基因工程药物研制的主要程序是：目的基因的克隆；构建DNA重组体；将DNA重组体转入宿主菌构建工程菌；工程菌的发酵；外源基因表达产物的分离纯化；产品的检验等。以上程序中的每个阶段都包含若干细致的步骤，这些程序和步骤将会随研究和生产条件的不同而有所改变。基因工程药物的生产是一项十分复杂的系统工程，可分为上游和下游两个阶段。上游阶段是研究开发必不可少的基础，它主要是分离目的基因和构建工程菌（细胞）；下游阶段是从工程菌的大规模培养一直到产品的分离纯化、质量控制等。基因工程药物的生产首先需要获得目的基因，然后用限制性内切酶和连接酶将所需目的基因插入适当的载体质粒或噬菌体中并转入大肠埃希菌或其他宿主菌（细胞），以便大量复制目的基因。对目的基因要进行核苷酸序列分析。目的基因获得后，最重要的就是使目的基因表达。基因的表达系统有原核生物系统和真核生物系统。选择基因表达系统主要考虑的是保证表达的蛋白质的功能，其次要考虑的是表达量的多少和分离纯化的难易。将目的基因与表达载体重组，转入合适的表达系统，获得稳定高效表达的基因工程菌（细胞）。下游阶段是将实验室成果产业化、商品化，它主要包括工程菌大规模发酵最佳参数的确定、新型生物反应器的研制、高效分离介质及装置的开发、分离纯化的优化控制、高纯度产品的制备技术、生物传感器等一系列仪器仪表的设计和制造、电子计算机的优化控制等。工程菌的发酵工艺不同于传统的抗生素和氨基酸发酵，需要对影响目的基因表达的因素进行分析，对各种影响因素进行优化，建立适于目的基因高效表达的发酵工艺，以便获得较高产量的目的基因表达产物。为了获得合格的目的产物，必须建立起一系列相应的分离纯化、质量控制、产品保存等技术。

相关信息.
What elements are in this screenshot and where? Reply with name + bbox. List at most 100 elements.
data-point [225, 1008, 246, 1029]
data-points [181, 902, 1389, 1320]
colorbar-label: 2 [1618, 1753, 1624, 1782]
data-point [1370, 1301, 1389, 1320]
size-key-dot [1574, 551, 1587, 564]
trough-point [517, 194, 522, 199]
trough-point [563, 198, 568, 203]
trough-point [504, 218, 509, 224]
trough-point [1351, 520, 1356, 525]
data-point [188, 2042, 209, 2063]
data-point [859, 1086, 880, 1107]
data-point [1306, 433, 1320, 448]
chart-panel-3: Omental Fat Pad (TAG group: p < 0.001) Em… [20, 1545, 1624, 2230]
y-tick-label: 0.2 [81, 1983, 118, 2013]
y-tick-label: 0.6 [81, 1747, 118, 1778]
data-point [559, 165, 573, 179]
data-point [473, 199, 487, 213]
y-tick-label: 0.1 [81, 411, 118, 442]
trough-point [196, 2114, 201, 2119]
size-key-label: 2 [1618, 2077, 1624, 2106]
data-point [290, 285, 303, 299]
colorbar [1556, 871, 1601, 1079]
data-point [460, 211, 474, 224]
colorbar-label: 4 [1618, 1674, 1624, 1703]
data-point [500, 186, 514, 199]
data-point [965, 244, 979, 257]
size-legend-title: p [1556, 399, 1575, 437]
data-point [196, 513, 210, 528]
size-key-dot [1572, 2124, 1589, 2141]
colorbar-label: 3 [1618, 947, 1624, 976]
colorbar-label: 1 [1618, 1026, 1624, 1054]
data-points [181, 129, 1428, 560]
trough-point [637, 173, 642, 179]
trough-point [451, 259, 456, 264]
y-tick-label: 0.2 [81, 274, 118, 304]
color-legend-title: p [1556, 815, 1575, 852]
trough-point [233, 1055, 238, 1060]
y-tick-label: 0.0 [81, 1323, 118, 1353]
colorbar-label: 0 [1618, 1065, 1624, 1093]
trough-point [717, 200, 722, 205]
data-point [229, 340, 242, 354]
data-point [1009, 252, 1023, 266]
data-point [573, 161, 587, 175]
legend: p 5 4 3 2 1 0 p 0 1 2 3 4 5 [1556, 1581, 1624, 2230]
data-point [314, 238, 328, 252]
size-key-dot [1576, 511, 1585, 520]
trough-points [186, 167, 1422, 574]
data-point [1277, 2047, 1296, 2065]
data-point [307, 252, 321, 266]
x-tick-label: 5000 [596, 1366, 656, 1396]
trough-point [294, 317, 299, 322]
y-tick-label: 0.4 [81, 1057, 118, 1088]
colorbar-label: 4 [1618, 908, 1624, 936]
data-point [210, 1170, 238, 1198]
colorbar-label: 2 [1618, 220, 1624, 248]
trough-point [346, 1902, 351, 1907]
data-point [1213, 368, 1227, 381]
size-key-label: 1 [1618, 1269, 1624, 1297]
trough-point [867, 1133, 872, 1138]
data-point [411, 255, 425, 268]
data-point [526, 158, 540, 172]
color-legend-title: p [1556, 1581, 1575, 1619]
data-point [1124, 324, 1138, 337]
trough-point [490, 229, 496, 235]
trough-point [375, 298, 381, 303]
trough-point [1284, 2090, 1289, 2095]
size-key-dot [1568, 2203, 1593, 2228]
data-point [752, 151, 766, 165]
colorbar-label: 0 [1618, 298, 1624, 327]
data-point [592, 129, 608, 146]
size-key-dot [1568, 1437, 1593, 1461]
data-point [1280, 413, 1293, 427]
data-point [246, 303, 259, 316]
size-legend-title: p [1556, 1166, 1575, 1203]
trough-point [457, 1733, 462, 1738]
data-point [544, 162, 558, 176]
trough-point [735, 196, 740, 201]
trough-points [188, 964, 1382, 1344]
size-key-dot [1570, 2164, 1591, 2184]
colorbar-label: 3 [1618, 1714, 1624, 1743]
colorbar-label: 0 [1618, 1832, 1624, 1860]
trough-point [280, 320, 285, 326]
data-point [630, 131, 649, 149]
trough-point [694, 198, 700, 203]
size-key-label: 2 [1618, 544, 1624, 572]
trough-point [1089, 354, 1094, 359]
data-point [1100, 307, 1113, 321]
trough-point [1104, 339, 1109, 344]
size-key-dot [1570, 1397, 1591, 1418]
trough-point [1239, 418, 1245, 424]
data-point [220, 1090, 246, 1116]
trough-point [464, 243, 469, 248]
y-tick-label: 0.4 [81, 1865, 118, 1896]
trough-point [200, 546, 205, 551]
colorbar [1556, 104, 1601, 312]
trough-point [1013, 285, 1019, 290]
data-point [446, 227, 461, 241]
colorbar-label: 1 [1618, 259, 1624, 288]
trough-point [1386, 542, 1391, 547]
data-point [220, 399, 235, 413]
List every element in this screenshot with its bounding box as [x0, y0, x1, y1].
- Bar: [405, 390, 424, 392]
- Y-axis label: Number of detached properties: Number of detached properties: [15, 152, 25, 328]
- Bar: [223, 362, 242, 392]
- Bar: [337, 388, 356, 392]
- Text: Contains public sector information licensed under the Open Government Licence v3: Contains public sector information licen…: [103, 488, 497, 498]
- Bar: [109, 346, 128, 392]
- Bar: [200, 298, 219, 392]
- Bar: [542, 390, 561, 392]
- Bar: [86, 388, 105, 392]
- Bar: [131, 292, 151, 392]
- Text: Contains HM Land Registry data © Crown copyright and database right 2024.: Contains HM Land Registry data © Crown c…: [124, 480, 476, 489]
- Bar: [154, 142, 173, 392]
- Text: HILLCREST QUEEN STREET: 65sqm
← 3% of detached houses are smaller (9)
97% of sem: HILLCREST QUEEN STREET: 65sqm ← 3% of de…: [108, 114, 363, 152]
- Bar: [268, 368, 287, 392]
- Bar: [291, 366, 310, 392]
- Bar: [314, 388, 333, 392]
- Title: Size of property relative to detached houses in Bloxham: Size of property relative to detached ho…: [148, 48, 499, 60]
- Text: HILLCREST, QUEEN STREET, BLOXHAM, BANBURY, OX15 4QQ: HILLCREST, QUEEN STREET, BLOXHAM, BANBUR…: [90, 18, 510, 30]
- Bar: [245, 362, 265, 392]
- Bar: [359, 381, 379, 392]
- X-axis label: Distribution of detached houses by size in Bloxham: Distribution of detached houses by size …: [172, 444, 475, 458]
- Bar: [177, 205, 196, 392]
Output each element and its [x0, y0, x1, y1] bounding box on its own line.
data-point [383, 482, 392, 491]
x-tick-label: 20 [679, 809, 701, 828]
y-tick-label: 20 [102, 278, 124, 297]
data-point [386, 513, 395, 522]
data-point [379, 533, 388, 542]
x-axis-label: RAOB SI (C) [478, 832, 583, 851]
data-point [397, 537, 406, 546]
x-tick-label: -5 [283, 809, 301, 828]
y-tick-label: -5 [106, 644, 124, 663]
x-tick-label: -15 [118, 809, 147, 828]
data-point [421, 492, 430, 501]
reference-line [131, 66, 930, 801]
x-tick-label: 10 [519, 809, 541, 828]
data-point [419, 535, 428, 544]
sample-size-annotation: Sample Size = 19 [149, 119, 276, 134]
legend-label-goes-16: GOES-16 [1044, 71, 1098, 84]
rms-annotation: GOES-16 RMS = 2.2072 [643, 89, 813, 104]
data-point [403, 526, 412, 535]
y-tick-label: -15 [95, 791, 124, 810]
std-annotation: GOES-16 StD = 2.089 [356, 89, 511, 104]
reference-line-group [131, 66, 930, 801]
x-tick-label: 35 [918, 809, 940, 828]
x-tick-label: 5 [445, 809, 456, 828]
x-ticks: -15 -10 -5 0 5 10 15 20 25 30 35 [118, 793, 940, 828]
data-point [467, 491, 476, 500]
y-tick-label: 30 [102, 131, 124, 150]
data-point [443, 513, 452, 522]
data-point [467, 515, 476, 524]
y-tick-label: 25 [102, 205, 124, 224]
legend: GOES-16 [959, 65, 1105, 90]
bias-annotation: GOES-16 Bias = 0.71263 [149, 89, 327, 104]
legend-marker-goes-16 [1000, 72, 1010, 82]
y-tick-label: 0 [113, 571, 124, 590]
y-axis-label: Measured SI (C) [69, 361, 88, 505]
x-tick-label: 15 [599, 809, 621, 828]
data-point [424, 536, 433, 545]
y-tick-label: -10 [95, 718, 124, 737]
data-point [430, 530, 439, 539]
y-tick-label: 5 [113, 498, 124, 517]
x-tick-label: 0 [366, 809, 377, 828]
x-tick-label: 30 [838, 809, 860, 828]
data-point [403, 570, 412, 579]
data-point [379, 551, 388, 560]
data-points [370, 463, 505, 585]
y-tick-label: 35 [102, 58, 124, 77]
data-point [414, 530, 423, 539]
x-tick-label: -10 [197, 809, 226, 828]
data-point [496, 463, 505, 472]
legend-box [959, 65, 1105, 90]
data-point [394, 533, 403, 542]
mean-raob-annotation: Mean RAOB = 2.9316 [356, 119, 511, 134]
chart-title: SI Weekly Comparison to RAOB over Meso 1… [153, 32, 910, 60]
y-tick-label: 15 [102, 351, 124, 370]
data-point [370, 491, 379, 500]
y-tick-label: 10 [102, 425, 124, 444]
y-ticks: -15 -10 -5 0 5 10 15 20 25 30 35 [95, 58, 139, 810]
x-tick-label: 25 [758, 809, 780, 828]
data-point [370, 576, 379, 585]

练习说明. 能否原样返回节选段落中的这一部分：从含有“基因工程药物研制的主要程序是”的字句开始，到“应的分离纯化、质量控制、产品保存等技术。”为止？

本题答案.
基因工程药物研制的主要程序是：目的基因的克隆；构建DNA重组体；将DNA重组体转入宿主菌构建工程菌；工程菌的发酵；外源基因表达产物的分离纯化；产品的检验等。以上程序中的每个阶段都包含若干细致的步骤，这些程序和步骤将会随研究和生产条件的不同而有所改变。基因工程药物的生产是一项十分复杂的系统工程，可分为上游和下游两个阶段。上游阶段是研究开发必不可少的基础，它主要是分离目的基因和构建工程菌（细胞）；下游阶段是从工程菌的大规模培养一直到产品的分离纯化、质量控制等。基因工程药物的生产首先需要获得目的基因，然后用限制性内切酶和连接酶将所需目的基因插入适当的载体质粒或噬菌体中并转入大肠埃希菌或其他宿主菌（细胞），以便大量复制目的基因。对目的基因要进行核苷酸序列分析。目的基因获得后，最重要的就是使目的基因表达。基因的表达系统有原核生物系统和真核生物系统。选择基因表达系统主要考虑的是保证表达的蛋白质的功能，其次要考虑的是表达量的多少和分离纯化的难易。将目的基因与表达载体重组，转入合适的表达系统，获得稳定高效表达的基因工程菌（细胞）。下游阶段是将实验室成果产业化、商品化，它主要包括工程菌大规模发酵最佳参数的确定、新型生物反应器的研制、高效分离介质及装置的开发、分离纯化的优化控制、高纯度产品的制备技术、生物传感器等一系列仪器仪表的设计和制造、电子计算机的优化控制等。工程菌的发酵工艺不同于传统的抗生素和氨基酸发酵，需要对影响目的基因表达的因素进行分析，对各种影响因素进行优化，建立适于目的基因高效表达的发酵工艺，以便获得较高产量的目的基因表达产物。为了获得合格的目的产物，必须建立起一系列相应的分离纯化、质量控制、产品保存等技术。